● **EXERCISE BRIEF**: Show all lines from the data that include the word "スタミナつける為に美味しいお肉を食べたい".
------------------------------------------------------------
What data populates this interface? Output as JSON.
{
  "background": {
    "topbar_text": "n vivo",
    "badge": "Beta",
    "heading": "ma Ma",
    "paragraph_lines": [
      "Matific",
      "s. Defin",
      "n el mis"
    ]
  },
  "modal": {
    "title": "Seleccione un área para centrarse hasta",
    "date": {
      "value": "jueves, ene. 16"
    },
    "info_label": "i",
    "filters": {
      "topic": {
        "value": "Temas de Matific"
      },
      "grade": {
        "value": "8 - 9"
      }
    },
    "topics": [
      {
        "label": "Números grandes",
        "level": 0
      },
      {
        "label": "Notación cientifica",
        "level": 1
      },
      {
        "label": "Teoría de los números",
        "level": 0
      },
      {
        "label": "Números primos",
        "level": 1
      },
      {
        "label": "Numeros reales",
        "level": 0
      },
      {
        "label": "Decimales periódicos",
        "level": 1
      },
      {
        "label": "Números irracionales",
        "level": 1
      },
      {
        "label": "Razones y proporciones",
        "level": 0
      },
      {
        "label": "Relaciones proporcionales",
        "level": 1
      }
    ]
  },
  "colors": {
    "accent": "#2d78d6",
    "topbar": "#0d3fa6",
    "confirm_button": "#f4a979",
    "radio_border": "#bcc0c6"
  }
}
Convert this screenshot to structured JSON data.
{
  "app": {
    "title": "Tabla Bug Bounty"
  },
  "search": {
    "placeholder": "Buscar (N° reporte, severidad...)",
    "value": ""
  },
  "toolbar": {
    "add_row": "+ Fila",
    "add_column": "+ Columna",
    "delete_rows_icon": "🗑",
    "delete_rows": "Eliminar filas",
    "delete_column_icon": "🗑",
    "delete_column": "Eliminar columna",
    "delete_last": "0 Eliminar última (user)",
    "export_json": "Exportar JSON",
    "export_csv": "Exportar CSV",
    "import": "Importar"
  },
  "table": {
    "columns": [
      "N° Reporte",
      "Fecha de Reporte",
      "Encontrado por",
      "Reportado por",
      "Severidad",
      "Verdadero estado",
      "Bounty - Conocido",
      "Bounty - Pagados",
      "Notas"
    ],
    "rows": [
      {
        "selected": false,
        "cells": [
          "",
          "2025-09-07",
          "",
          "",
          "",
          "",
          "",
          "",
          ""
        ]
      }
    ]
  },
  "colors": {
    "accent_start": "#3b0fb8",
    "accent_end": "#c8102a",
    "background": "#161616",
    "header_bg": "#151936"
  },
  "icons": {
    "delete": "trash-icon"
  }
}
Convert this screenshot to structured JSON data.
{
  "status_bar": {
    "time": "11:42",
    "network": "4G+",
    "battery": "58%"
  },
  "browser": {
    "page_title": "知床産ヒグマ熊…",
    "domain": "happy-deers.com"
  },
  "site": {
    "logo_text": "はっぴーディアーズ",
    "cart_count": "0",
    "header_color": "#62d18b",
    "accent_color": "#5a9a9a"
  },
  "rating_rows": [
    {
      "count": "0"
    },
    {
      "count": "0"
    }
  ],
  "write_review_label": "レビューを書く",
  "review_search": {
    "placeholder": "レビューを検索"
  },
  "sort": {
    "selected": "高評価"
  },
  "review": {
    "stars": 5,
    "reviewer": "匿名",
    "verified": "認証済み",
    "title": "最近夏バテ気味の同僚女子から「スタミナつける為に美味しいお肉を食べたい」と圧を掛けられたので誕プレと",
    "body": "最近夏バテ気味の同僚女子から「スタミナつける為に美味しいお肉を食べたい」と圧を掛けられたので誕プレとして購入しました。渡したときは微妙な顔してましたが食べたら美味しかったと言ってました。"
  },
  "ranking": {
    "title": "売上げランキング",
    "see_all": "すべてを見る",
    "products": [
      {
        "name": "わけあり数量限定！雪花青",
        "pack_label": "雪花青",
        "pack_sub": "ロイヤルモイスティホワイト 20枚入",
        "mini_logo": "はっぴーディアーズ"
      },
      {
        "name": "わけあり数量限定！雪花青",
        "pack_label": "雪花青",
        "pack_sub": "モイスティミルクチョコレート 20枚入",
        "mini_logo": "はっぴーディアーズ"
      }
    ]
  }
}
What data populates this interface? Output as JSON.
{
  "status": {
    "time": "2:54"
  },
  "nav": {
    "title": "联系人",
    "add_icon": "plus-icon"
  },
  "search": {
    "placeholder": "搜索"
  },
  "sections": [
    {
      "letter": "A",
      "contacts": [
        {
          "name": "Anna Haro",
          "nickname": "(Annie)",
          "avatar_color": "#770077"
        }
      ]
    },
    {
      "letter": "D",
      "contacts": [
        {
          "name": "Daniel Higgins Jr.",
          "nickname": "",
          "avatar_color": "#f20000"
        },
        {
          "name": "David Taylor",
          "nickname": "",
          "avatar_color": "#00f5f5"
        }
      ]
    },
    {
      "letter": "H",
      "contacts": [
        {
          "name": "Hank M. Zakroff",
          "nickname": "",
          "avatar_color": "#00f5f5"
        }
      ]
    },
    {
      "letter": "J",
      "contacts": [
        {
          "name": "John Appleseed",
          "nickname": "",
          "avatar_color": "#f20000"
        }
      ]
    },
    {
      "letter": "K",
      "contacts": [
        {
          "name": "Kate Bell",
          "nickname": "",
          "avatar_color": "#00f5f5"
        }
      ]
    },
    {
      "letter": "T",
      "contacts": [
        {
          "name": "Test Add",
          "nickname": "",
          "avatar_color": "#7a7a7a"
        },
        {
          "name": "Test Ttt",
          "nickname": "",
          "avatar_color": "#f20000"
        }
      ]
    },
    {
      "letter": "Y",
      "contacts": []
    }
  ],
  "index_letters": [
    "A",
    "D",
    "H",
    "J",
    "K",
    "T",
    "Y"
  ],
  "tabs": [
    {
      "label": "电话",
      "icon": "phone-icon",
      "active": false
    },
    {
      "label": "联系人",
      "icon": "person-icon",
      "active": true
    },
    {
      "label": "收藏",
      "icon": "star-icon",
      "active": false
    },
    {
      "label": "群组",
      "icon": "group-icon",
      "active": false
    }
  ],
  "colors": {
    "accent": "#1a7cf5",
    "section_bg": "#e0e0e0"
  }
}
------------------------------------------------------------
● **FULL SOLUTION**:
    "title": "最近夏バテ気味の同僚女子から「スタミナつける為に美味しいお肉を食べたい」と圧を掛けられたので誕プレと",
    "body": "最近夏バテ気味の同僚女子から「スタミナつける為に美味しいお肉を食べたい」と圧を掛けられたので誕プレとして購入しました。渡したときは微妙な顔してましたが食べたら美味しかったと言ってました。"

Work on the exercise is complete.